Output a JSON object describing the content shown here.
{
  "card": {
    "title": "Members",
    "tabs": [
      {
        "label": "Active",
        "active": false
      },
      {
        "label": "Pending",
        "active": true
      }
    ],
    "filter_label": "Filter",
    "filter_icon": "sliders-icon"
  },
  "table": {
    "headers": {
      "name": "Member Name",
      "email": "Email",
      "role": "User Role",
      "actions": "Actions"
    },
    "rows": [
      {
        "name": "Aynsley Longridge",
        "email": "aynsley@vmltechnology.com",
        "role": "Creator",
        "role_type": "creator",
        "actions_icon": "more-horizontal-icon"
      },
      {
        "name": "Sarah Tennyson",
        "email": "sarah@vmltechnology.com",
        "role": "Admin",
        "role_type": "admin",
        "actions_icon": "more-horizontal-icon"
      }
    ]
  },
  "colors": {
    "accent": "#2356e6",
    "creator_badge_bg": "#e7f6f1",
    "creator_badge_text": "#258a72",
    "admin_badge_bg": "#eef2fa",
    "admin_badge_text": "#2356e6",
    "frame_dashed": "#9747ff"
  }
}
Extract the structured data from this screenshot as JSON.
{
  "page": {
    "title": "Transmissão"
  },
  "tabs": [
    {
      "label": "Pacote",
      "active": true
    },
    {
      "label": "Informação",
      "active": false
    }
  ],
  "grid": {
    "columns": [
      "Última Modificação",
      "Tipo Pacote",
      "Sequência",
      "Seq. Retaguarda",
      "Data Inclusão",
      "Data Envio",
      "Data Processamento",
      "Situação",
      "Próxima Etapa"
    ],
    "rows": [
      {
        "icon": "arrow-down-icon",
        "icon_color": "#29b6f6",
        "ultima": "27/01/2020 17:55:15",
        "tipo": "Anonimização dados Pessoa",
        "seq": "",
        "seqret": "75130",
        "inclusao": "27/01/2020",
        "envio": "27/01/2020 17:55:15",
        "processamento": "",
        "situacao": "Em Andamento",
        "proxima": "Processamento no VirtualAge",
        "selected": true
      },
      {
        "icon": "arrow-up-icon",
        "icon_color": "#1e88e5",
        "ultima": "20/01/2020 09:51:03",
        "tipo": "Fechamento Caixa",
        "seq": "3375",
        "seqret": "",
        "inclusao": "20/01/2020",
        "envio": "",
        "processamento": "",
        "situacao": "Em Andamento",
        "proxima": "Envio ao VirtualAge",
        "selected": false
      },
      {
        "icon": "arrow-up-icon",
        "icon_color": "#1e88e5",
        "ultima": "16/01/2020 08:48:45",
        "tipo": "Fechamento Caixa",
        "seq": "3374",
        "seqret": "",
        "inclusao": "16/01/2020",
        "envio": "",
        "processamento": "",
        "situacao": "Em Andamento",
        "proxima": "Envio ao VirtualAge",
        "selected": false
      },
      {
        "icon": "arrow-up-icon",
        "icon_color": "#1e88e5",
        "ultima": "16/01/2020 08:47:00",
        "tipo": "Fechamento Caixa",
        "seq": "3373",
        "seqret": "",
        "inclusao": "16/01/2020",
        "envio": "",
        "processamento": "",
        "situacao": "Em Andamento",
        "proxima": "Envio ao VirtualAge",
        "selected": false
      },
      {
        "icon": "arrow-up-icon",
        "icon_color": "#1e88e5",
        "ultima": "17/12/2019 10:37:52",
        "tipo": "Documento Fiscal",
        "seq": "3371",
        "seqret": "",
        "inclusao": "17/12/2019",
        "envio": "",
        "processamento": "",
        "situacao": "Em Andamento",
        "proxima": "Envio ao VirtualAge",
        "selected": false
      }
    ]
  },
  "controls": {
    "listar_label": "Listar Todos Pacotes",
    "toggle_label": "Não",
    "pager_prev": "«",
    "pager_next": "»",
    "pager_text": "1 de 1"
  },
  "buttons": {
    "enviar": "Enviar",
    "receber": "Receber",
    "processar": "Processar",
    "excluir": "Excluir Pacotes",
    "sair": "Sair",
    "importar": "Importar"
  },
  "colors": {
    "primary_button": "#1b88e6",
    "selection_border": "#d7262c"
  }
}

- **Job**: Recopy the entries above in their entirety, exactly.

- **Correct output**:
Output a JSON object describing the content shown here.
{
  "card": {
    "title": "Members",
    "tabs": [
      {
        "label": "Active",
        "active": false
      },
      {
        "label": "Pending",
        "active": true
      }
    ],
    "filter_label": "Filter",
    "filter_icon": "sliders-icon"
  },
  "table": {
    "headers": {
      "name": "Member Name",
      "email": "Email",
      "role": "User Role",
      "actions": "Actions"
    },
    "rows": [
      {
        "name": "Aynsley Longridge",
        "email": "aynsley@vmltechnology.com",
        "role": "Creator",
        "role_type": "creator",
        "actions_icon": "more-horizontal-icon"
      },
      {
        "name": "Sarah Tennyson",
        "email": "sarah@vmltechnology.com",
        "role": "Admin",
        "role_type": "admin",
        "actions_icon": "more-horizontal-icon"
      }
    ]
  },
  "colors": {
    "accent": "#2356e6",
    "creator_badge_bg": "#e7f6f1",
    "creator_badge_text": "#258a72",
    "admin_badge_bg": "#eef2fa",
    "admin_badge_text": "#2356e6",
    "frame_dashed": "#9747ff"
  }
}
Extract the structured data from this screenshot as JSON.
{
  "page": {
    "title": "Transmissão"
  },
  "tabs": [
    {
      "label": "Pacote",
      "active": true
    },
    {
      "label": "Informação",
      "active": false
    }
  ],
  "grid": {
    "columns": [
      "Última Modificação",
      "Tipo Pacote",
      "Sequência",
      "Seq. Retaguarda",
      "Data Inclusão",
      "Data Envio",
      "Data Processamento",
      "Situação",
      "Próxima Etapa"
    ],
    "rows": [
      {
        "icon": "arrow-down-icon",
        "icon_color": "#29b6f6",
        "ultima": "27/01/2020 17:55:15",
        "tipo": "Anonimização dados Pessoa",
        "seq": "",
        "seqret": "75130",
        "inclusao": "27/01/2020",
        "envio": "27/01/2020 17:55:15",
        "processamento": "",
        "situacao": "Em Andamento",
        "proxima": "Processamento no VirtualAge",
        "selected": true
      },
      {
        "icon": "arrow-up-icon",
        "icon_color": "#1e88e5",
        "ultima": "20/01/2020 09:51:03",
        "tipo": "Fechamento Caixa",
        "seq": "3375",
        "seqret": "",
        "inclusao": "20/01/2020",
        "envio": "",
        "processamento": "",
        "situacao": "Em Andamento",
        "proxima": "Envio ao VirtualAge",
        "selected": false
      },
      {
        "icon": "arrow-up-icon",
        "icon_color": "#1e88e5",
        "ultima": "16/01/2020 08:48:45",
        "tipo": "Fechamento Caixa",
        "seq": "3374",
        "seqret": "",
        "inclusao": "16/01/2020",
        "envio": "",
        "processamento": "",
        "situacao": "Em Andamento",
        "proxima": "Envio ao VirtualAge",
        "selected": false
      },
      {
        "icon": "arrow-up-icon",
        "icon_color": "#1e88e5",
        "ultima": "16/01/2020 08:47:00",
        "tipo": "Fechamento Caixa",
        "seq": "3373",
        "seqret": "",
        "inclusao": "16/01/2020",
        "envio": "",
        "processamento": "",
        "situacao": "Em Andamento",
        "proxima": "Envio ao VirtualAge",
        "selected": false
      },
      {
        "icon": "arrow-up-icon",
        "icon_color": "#1e88e5",
        "ultima": "17/12/2019 10:37:52",
        "tipo": "Documento Fiscal",
        "seq": "3371",
        "seqret": "",
        "inclusao": "17/12/2019",
        "envio": "",
        "processamento": "",
        "situacao": "Em Andamento",
        "proxima": "Envio ao VirtualAge",
        "selected": false
      }
    ]
  },
  "controls": {
    "listar_label": "Listar Todos Pacotes",
    "toggle_label": "Não",
    "pager_prev": "«",
    "pager_next": "»",
    "pager_text": "1 de 1"
  },
  "buttons": {
    "enviar": "Enviar",
    "receber": "Receber",
    "processar": "Processar",
    "excluir": "Excluir Pacotes",
    "sair": "Sair",
    "importar": "Importar"
  },
  "colors": {
    "primary_button": "#1b88e6",
    "selection_border": "#d7262c"
  }
}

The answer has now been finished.